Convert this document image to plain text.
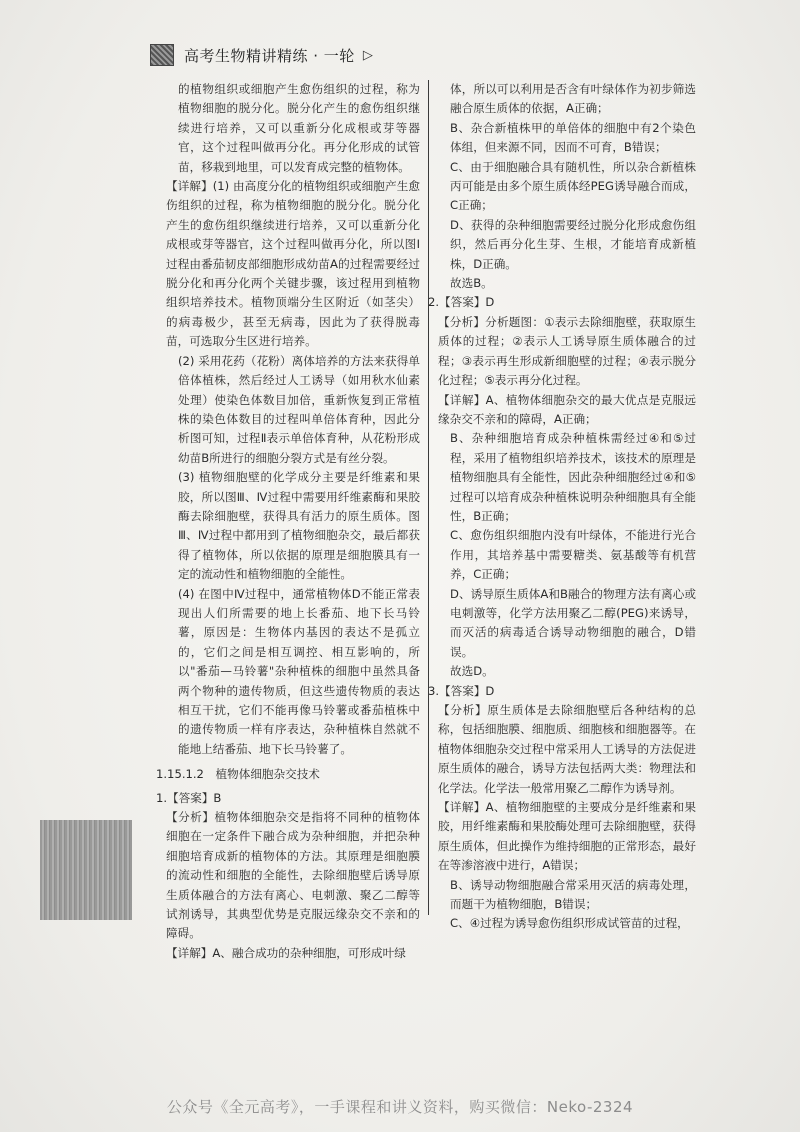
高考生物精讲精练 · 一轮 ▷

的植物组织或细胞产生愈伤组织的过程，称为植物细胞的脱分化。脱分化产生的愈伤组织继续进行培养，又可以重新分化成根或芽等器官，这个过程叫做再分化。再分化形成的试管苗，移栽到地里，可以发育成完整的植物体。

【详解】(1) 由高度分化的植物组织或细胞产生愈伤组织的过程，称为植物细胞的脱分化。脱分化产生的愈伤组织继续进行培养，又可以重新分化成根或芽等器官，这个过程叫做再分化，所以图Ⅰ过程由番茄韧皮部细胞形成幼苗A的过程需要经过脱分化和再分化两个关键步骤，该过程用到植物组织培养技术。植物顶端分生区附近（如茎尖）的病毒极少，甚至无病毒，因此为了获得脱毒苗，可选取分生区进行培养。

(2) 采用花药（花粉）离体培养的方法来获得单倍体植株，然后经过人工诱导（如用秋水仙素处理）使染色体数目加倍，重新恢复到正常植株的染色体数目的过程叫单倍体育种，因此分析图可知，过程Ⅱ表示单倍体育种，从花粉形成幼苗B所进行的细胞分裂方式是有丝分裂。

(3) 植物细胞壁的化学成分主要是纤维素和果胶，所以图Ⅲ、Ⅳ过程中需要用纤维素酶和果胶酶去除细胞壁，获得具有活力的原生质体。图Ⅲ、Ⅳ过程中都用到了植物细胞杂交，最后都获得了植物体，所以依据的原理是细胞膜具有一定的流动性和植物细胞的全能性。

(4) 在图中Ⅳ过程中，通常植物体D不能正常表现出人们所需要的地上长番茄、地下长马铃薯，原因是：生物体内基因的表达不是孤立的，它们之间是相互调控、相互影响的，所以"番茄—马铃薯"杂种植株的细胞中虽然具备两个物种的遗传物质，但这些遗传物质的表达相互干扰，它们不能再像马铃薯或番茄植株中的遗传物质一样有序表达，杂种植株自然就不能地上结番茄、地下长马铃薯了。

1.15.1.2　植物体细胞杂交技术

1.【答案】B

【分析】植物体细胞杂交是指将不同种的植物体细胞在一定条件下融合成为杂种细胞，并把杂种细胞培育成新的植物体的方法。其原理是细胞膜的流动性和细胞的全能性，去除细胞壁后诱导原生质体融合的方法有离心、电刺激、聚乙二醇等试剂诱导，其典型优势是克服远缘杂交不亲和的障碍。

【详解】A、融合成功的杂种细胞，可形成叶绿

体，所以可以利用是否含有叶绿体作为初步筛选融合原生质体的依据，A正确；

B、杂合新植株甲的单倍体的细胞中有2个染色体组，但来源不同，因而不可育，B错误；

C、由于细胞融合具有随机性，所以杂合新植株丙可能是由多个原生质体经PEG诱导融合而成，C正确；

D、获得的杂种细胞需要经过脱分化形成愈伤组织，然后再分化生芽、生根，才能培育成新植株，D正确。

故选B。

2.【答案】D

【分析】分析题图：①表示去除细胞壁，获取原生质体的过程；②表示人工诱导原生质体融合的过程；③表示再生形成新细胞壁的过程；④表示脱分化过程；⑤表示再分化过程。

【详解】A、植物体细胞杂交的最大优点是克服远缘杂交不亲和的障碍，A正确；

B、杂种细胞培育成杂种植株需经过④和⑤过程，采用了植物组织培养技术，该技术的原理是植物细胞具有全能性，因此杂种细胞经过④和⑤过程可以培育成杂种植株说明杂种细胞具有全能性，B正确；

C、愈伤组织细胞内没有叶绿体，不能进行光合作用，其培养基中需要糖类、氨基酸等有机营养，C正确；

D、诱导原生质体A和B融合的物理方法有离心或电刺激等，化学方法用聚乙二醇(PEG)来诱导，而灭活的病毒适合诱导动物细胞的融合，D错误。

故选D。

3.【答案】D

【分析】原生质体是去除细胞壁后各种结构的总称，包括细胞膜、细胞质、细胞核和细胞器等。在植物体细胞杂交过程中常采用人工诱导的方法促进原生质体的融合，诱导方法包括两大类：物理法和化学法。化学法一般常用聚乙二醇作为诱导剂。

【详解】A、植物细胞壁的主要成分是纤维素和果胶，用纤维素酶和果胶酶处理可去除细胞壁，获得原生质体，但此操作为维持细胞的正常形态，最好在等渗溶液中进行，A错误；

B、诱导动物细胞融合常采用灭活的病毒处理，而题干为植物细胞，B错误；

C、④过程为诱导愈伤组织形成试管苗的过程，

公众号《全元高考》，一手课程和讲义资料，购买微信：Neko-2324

■ Problem to solve ■
Print each of the records above exactly as written, leaving no picture in the copy.

■ Exercise result ■
Convert this document image to plain text.
高考生物精讲精练 · 一轮 ▷

的植物组织或细胞产生愈伤组织的过程，称为植物细胞的脱分化。脱分化产生的愈伤组织继续进行培养，又可以重新分化成根或芽等器官，这个过程叫做再分化。再分化形成的试管苗，移栽到地里，可以发育成完整的植物体。

【详解】(1) 由高度分化的植物组织或细胞产生愈伤组织的过程，称为植物细胞的脱分化。脱分化产生的愈伤组织继续进行培养，又可以重新分化成根或芽等器官，这个过程叫做再分化，所以图Ⅰ过程由番茄韧皮部细胞形成幼苗A的过程需要经过脱分化和再分化两个关键步骤，该过程用到植物组织培养技术。植物顶端分生区附近（如茎尖）的病毒极少，甚至无病毒，因此为了获得脱毒苗，可选取分生区进行培养。

(2) 采用花药（花粉）离体培养的方法来获得单倍体植株，然后经过人工诱导（如用秋水仙素处理）使染色体数目加倍，重新恢复到正常植株的染色体数目的过程叫单倍体育种，因此分析图可知，过程Ⅱ表示单倍体育种，从花粉形成幼苗B所进行的细胞分裂方式是有丝分裂。

(3) 植物细胞壁的化学成分主要是纤维素和果胶，所以图Ⅲ、Ⅳ过程中需要用纤维素酶和果胶酶去除细胞壁，获得具有活力的原生质体。图Ⅲ、Ⅳ过程中都用到了植物细胞杂交，最后都获得了植物体，所以依据的原理是细胞膜具有一定的流动性和植物细胞的全能性。

(4) 在图中Ⅳ过程中，通常植物体D不能正常表现出人们所需要的地上长番茄、地下长马铃薯，原因是：生物体内基因的表达不是孤立的，它们之间是相互调控、相互影响的，所以"番茄—马铃薯"杂种植株的细胞中虽然具备两个物种的遗传物质，但这些遗传物质的表达相互干扰，它们不能再像马铃薯或番茄植株中的遗传物质一样有序表达，杂种植株自然就不能地上结番茄、地下长马铃薯了。

1.15.1.2　植物体细胞杂交技术

1.【答案】B

【分析】植物体细胞杂交是指将不同种的植物体细胞在一定条件下融合成为杂种细胞，并把杂种细胞培育成新的植物体的方法。其原理是细胞膜的流动性和细胞的全能性，去除细胞壁后诱导原生质体融合的方法有离心、电刺激、聚乙二醇等试剂诱导，其典型优势是克服远缘杂交不亲和的障碍。

【详解】A、融合成功的杂种细胞，可形成叶绿

体，所以可以利用是否含有叶绿体作为初步筛选融合原生质体的依据，A正确；

B、杂合新植株甲的单倍体的细胞中有2个染色体组，但来源不同，因而不可育，B错误；

C、由于细胞融合具有随机性，所以杂合新植株丙可能是由多个原生质体经PEG诱导融合而成，C正确；

D、获得的杂种细胞需要经过脱分化形成愈伤组织，然后再分化生芽、生根，才能培育成新植株，D正确。

故选B。

2.【答案】D

【分析】分析题图：①表示去除细胞壁，获取原生质体的过程；②表示人工诱导原生质体融合的过程；③表示再生形成新细胞壁的过程；④表示脱分化过程；⑤表示再分化过程。

【详解】A、植物体细胞杂交的最大优点是克服远缘杂交不亲和的障碍，A正确；

B、杂种细胞培育成杂种植株需经过④和⑤过程，采用了植物组织培养技术，该技术的原理是植物细胞具有全能性，因此杂种细胞经过④和⑤过程可以培育成杂种植株说明杂种细胞具有全能性，B正确；

C、愈伤组织细胞内没有叶绿体，不能进行光合作用，其培养基中需要糖类、氨基酸等有机营养，C正确；

D、诱导原生质体A和B融合的物理方法有离心或电刺激等，化学方法用聚乙二醇(PEG)来诱导，而灭活的病毒适合诱导动物细胞的融合，D错误。

故选D。

3.【答案】D

【分析】原生质体是去除细胞壁后各种结构的总称，包括细胞膜、细胞质、细胞核和细胞器等。在植物体细胞杂交过程中常采用人工诱导的方法促进原生质体的融合，诱导方法包括两大类：物理法和化学法。化学法一般常用聚乙二醇作为诱导剂。

【详解】A、植物细胞壁的主要成分是纤维素和果胶，用纤维素酶和果胶酶处理可去除细胞壁，获得原生质体，但此操作为维持细胞的正常形态，最好在等渗溶液中进行，A错误；

B、诱导动物细胞融合常采用灭活的病毒处理，而题干为植物细胞，B错误；

C、④过程为诱导愈伤组织形成试管苗的过程，

公众号《全元高考》，一手课程和讲义资料，购买微信：Neko-2324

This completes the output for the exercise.